— begin Supplied material —
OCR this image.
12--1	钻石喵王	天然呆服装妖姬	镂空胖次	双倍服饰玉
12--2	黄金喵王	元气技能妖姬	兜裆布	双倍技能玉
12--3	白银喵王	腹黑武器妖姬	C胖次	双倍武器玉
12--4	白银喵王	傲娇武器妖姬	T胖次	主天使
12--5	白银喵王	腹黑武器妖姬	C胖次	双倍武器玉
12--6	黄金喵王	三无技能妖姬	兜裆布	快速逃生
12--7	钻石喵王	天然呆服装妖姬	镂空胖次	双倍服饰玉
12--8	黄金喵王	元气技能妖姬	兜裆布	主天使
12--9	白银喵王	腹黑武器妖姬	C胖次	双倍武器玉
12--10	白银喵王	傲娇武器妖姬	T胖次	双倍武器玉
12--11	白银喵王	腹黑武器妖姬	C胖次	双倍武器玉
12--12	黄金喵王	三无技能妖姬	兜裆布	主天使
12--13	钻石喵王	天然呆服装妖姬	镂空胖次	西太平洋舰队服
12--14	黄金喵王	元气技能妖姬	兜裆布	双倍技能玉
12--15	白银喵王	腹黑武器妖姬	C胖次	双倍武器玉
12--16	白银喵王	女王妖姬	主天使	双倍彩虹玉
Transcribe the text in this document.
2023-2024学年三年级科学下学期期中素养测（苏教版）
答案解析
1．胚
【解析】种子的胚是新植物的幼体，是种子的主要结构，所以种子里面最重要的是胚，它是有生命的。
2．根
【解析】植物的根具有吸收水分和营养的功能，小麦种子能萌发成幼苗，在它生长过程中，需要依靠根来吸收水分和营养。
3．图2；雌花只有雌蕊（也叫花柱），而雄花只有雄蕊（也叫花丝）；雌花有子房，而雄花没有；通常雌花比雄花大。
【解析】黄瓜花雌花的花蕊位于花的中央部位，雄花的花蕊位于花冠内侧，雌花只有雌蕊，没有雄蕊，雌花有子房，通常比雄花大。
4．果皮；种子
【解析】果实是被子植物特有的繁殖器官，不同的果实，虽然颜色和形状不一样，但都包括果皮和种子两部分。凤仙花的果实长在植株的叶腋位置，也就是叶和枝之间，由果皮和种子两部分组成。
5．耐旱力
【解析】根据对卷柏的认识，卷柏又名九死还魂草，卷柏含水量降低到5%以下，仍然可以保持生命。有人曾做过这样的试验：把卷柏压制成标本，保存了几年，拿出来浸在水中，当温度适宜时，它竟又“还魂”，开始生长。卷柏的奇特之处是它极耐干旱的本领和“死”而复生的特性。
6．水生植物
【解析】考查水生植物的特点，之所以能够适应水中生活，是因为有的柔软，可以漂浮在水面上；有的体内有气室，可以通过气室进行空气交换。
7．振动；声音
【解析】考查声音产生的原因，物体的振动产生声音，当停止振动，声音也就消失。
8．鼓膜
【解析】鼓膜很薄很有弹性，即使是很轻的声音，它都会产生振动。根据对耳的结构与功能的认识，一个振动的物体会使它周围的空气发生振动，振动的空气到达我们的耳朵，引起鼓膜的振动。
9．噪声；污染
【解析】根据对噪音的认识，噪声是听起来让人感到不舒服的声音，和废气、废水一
— end Supplied material —
▶ **Goal**:
Each line from the one containing "Transcribe the text in this document." through the end of the entries, both included, is to be returned exactly, with no other lines.

▶ **Solution**:
Transcribe the text in this document.
2023-2024学年三年级科学下学期期中素养测（苏教版）
答案解析
1．胚
【解析】种子的胚是新植物的幼体，是种子的主要结构，所以种子里面最重要的是胚，它是有生命的。
2．根
【解析】植物的根具有吸收水分和营养的功能，小麦种子能萌发成幼苗，在它生长过程中，需要依靠根来吸收水分和营养。
3．图2；雌花只有雌蕊（也叫花柱），而雄花只有雄蕊（也叫花丝）；雌花有子房，而雄花没有；通常雌花比雄花大。
【解析】黄瓜花雌花的花蕊位于花的中央部位，雄花的花蕊位于花冠内侧，雌花只有雌蕊，没有雄蕊，雌花有子房，通常比雄花大。
4．果皮；种子
【解析】果实是被子植物特有的繁殖器官，不同的果实，虽然颜色和形状不一样，但都包括果皮和种子两部分。凤仙花的果实长在植株的叶腋位置，也就是叶和枝之间，由果皮和种子两部分组成。
5．耐旱力
【解析】根据对卷柏的认识，卷柏又名九死还魂草，卷柏含水量降低到5%以下，仍然可以保持生命。有人曾做过这样的试验：把卷柏压制成标本，保存了几年，拿出来浸在水中，当温度适宜时，它竟又“还魂”，开始生长。卷柏的奇特之处是它极耐干旱的本领和“死”而复生的特性。
6．水生植物
【解析】考查水生植物的特点，之所以能够适应水中生活，是因为有的柔软，可以漂浮在水面上；有的体内有气室，可以通过气室进行空气交换。
7．振动；声音
【解析】考查声音产生的原因，物体的振动产生声音，当停止振动，声音也就消失。
8．鼓膜
【解析】鼓膜很薄很有弹性，即使是很轻的声音，它都会产生振动。根据对耳的结构与功能的认识，一个振动的物体会使它周围的空气发生振动，振动的空气到达我们的耳朵，引起鼓膜的振动。
9．噪声；污染
【解析】根据对噪音的认识，噪声是听起来让人感到不舒服的声音，和废气、废水一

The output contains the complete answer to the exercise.